Madrid- La vida de Trinidad ha estado marcada por la enfermedad de aquellos a los que ha querido. «Mi padre murió de un cáncer de garganta y mi madre, de una fibrosis pulmonar», cuenta. Ahora, la vida le pone de nuevo a prueba. A su marido, Antonio, le detectaron hace 12 años cáncer de próstata. En 2009, el tumor se extendió a los huesos.  Abandonaron Málaga y regresaron a Madrid para estar cerca de sus hijas. Y entre medias, mucho dolor. Físico y psíquico. Antonio reaccionó mal a la quimioterapia. En un momento dado, «no podíamos seguir así. Se quedó paralítico. Las escaras provocaron que tuviera un talón en carne viva», recuerda Trinidad. Un médico de cabecera le habló de la existencia de los cuidados paliativos. Y así, recayó en el Hospital Centro de Cuidados Laguna. «Llegó muerto, casi sin sangre, y aquí está en la gloria», afirma la mujer. «Quería que mi marido no sufriera, y la única forma era que estuviera aquí», añade. Antonio lleva cerca de diez días ingresado. Y es todo un ejemplo de decir «sí a la vida», lema que encabezará la manifestación de Red Madre de este sábado.

▶ _Enunciado del ejercicio_: Según el fragmento seleccionado, ¿de qué enfermedad murió la madre de Trinidad? Los registros no intervienen en este ejercicio.

▶ _Datos mostrados_:
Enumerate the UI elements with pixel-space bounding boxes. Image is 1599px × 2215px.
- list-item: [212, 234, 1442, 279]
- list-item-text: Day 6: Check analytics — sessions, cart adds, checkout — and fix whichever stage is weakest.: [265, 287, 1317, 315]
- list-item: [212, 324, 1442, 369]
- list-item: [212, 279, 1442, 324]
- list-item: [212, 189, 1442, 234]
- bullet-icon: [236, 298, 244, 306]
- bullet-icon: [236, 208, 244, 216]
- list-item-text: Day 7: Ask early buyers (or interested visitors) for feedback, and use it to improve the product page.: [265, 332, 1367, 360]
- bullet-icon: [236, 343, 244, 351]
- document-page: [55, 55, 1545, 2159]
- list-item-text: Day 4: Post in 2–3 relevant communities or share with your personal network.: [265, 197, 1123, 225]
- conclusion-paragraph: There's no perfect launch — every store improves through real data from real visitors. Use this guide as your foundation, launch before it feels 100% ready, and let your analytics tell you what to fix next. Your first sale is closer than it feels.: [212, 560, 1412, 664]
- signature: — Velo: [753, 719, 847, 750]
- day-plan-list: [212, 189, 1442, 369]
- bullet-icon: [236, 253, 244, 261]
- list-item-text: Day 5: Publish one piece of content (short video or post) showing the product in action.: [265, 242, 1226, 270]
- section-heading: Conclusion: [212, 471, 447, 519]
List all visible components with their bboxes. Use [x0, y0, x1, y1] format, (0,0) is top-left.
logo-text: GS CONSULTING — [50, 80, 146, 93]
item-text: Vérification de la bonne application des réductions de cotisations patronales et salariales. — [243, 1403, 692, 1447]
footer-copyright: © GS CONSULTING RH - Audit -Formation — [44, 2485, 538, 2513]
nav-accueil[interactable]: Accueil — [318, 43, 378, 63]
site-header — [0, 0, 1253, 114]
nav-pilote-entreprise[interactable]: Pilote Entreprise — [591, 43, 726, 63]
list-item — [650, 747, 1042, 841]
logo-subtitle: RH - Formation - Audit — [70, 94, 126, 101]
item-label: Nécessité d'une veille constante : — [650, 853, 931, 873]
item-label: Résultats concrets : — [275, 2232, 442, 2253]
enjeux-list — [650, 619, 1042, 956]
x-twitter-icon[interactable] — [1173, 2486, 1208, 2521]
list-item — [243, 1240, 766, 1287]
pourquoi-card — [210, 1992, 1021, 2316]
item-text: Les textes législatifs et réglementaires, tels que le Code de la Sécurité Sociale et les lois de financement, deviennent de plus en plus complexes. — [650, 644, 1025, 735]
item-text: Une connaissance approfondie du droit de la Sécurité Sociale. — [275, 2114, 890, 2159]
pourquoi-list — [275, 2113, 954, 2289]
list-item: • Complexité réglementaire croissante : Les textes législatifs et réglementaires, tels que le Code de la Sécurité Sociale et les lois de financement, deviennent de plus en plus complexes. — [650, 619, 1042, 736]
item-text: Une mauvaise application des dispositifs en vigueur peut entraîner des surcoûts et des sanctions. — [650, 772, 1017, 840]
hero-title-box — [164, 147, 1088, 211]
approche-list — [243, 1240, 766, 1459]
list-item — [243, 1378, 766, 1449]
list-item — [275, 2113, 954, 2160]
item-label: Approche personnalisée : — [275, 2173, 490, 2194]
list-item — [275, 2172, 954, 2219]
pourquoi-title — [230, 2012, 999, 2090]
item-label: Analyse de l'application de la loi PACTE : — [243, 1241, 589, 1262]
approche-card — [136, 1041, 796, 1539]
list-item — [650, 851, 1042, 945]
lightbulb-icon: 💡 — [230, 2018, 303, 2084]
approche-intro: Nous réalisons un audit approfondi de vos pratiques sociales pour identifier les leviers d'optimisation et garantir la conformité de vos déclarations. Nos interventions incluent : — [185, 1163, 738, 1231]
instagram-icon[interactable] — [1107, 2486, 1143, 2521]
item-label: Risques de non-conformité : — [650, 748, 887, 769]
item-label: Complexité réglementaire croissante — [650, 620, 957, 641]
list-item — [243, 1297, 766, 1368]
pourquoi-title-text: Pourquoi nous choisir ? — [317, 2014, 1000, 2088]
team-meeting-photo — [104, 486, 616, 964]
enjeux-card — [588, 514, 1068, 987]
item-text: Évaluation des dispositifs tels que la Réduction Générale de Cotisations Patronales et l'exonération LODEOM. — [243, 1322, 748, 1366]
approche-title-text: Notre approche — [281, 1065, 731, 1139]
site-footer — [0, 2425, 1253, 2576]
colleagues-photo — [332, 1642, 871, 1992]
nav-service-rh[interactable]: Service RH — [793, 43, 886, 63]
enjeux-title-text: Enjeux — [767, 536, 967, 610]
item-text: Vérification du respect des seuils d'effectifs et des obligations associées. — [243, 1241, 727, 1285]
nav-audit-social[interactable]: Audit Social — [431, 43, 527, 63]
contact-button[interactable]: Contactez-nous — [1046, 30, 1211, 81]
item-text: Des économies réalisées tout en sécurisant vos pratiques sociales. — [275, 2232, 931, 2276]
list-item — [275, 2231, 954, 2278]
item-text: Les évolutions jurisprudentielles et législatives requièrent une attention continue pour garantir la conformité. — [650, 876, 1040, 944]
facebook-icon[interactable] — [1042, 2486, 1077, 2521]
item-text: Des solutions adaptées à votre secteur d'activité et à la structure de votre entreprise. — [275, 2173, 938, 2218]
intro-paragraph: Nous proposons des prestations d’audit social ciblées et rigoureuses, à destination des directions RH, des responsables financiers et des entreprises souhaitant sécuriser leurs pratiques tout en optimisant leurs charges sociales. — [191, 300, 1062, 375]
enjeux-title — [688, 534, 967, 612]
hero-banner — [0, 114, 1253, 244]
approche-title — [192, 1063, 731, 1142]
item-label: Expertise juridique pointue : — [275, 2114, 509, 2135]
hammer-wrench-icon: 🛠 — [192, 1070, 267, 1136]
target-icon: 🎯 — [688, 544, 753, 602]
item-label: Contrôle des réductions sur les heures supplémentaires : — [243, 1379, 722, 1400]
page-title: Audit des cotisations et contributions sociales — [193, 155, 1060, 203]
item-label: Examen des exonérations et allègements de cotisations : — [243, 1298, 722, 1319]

▶ _Respuesta_: De una fibrosis pulmonar.